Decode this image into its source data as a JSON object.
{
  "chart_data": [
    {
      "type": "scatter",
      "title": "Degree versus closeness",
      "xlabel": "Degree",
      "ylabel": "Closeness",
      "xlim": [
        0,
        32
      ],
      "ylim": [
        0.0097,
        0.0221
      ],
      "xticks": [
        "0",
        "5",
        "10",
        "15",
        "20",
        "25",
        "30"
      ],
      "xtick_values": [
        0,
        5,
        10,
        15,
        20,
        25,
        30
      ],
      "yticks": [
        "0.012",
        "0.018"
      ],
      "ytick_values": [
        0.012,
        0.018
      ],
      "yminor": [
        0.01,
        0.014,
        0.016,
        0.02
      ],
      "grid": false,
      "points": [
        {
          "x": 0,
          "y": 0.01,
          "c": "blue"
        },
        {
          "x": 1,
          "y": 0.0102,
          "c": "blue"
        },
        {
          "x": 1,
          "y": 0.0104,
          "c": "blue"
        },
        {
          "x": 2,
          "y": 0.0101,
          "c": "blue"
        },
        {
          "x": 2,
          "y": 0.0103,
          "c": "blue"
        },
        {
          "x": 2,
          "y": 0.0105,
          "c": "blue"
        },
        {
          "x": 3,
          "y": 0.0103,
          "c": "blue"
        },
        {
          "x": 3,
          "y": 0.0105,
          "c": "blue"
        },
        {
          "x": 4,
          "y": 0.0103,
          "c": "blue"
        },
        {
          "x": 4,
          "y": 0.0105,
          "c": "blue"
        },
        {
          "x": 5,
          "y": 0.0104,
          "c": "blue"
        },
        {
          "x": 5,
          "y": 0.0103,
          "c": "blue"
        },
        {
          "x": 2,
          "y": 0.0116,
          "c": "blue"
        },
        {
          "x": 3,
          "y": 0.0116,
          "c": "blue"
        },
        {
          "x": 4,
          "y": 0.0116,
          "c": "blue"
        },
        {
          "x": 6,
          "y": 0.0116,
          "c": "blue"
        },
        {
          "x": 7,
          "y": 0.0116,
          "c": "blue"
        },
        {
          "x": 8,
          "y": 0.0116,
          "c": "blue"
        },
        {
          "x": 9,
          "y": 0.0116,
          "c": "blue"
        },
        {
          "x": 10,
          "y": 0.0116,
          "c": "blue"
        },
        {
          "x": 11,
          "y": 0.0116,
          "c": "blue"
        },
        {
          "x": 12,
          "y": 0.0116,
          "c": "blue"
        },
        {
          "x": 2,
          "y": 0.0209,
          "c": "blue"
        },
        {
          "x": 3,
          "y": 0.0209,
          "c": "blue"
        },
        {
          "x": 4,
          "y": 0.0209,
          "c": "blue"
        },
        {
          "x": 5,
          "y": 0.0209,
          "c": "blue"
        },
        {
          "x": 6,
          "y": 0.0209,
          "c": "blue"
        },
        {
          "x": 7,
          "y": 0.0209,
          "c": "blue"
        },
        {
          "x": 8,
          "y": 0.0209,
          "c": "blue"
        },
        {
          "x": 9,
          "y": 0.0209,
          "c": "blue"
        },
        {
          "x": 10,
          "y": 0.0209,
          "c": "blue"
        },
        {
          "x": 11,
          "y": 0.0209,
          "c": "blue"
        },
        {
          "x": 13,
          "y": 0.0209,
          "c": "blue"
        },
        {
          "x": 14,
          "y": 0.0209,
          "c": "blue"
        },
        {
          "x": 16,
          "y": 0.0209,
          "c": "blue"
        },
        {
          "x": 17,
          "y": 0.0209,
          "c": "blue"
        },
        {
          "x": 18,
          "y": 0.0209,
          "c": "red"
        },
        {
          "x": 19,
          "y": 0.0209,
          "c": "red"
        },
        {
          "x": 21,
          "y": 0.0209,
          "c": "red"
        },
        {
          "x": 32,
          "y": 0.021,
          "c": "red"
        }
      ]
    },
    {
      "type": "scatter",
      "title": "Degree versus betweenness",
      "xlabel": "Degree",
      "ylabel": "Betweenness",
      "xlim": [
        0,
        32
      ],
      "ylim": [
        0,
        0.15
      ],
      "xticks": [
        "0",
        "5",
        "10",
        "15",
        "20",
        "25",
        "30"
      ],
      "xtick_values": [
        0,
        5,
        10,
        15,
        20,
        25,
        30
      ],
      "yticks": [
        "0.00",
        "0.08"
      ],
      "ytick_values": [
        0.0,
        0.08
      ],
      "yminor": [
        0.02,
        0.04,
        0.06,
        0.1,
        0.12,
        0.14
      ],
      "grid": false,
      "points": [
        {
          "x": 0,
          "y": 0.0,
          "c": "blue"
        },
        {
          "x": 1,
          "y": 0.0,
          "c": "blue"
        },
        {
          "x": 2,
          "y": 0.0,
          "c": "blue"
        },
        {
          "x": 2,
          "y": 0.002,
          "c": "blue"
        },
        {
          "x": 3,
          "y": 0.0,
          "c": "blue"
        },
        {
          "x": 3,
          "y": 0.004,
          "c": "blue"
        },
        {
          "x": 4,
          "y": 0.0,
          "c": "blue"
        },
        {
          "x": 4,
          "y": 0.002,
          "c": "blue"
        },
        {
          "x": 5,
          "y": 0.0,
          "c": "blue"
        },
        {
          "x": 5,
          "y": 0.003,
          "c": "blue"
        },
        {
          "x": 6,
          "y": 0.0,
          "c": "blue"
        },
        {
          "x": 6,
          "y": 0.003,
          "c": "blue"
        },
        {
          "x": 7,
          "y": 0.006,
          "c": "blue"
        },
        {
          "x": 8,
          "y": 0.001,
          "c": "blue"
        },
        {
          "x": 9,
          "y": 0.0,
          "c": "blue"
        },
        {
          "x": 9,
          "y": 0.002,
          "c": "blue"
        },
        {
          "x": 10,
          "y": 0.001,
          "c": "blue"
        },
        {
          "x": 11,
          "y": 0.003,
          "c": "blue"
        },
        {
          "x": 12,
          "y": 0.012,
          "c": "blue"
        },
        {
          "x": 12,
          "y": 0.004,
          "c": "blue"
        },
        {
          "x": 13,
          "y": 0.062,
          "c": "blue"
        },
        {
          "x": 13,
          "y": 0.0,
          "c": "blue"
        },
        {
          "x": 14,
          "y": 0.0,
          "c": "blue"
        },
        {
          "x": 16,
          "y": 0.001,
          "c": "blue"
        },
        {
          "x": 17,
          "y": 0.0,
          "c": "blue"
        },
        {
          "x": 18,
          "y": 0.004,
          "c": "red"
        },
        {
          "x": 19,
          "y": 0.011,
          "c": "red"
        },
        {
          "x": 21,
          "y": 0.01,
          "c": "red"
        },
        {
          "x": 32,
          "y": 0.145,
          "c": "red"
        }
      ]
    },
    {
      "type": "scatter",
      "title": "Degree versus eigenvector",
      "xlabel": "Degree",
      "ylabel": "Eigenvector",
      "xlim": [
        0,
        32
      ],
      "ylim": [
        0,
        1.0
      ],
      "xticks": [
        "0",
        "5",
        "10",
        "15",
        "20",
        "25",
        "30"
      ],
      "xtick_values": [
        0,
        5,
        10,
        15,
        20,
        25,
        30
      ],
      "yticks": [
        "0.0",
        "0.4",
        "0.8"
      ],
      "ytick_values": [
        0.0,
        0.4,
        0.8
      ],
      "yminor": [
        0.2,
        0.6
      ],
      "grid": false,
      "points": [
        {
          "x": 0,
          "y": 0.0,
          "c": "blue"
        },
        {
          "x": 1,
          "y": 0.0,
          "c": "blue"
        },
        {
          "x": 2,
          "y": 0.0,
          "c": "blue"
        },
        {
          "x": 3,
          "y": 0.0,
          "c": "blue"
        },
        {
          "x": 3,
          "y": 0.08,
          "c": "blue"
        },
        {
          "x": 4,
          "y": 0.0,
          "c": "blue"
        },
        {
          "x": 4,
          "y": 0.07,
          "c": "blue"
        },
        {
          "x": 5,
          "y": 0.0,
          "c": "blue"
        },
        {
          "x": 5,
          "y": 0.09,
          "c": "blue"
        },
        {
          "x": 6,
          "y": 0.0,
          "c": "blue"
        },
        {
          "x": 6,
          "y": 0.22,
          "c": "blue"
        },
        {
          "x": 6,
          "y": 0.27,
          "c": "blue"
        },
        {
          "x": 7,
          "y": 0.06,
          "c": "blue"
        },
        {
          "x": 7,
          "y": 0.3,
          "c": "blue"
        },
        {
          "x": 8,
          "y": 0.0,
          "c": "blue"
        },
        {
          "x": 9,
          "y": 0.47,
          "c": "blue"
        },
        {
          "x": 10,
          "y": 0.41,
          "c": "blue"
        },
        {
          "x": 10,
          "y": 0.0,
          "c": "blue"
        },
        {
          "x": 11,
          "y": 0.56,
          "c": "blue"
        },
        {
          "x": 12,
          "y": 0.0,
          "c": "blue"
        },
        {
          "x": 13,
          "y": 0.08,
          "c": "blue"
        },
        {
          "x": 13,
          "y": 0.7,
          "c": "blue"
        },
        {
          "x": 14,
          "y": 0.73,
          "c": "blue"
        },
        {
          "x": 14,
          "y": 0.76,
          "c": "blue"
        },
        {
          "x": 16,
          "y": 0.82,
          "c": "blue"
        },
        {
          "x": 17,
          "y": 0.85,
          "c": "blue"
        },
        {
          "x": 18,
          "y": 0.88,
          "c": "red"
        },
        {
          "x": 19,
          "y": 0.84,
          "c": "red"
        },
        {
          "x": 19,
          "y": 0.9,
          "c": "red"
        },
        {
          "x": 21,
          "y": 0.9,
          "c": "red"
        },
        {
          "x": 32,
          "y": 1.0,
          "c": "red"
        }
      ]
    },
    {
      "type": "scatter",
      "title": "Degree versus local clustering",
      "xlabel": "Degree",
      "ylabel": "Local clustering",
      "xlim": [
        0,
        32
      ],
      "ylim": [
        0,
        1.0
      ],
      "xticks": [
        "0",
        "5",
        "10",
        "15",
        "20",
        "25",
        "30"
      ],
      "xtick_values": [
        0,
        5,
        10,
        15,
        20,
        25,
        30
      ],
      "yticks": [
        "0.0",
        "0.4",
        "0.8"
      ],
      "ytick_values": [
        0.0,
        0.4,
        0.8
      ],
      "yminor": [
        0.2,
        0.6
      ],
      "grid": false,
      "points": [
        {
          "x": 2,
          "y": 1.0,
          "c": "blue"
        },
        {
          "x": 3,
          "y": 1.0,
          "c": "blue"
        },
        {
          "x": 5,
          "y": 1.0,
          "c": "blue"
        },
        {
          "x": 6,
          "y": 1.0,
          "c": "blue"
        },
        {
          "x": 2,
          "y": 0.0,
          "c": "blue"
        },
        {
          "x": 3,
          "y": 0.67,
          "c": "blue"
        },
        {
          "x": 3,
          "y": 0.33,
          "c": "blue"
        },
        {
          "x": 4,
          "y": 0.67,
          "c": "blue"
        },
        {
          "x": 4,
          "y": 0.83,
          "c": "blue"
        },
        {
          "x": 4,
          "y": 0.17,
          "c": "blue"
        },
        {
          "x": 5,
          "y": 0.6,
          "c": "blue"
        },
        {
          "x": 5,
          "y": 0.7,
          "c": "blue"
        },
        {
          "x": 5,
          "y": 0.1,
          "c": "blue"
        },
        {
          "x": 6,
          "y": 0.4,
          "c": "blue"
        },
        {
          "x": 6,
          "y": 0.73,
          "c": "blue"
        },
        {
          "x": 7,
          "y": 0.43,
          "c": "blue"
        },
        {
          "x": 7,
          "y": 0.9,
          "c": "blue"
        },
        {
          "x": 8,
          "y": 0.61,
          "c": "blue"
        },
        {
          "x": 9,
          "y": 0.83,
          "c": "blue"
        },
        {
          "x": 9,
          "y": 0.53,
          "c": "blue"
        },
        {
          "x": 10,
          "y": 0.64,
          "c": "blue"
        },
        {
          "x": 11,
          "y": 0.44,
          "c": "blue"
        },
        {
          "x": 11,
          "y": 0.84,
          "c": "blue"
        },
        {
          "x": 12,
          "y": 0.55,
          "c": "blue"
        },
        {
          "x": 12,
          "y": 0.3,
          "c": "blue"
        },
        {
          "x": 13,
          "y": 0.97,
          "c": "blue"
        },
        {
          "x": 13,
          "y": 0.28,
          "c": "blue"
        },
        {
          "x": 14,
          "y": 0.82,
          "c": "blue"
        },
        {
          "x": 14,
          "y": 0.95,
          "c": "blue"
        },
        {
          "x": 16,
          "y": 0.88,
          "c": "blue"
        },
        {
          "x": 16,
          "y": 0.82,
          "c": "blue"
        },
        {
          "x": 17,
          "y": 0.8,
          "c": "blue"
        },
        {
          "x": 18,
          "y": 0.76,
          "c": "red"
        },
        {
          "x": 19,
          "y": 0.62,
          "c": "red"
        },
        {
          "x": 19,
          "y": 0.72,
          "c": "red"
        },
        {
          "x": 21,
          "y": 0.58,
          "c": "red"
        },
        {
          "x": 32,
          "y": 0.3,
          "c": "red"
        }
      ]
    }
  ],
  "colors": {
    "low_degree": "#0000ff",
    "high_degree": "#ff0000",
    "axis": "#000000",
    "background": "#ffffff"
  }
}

***

Work instructions:
Find every line in the records above that holds the word "ylabel", and copy each one.

Solution:
      "ylabel": "Closeness",
      "ylabel": "Betweenness",
      "ylabel": "Eigenvector",
      "ylabel": "Local clustering",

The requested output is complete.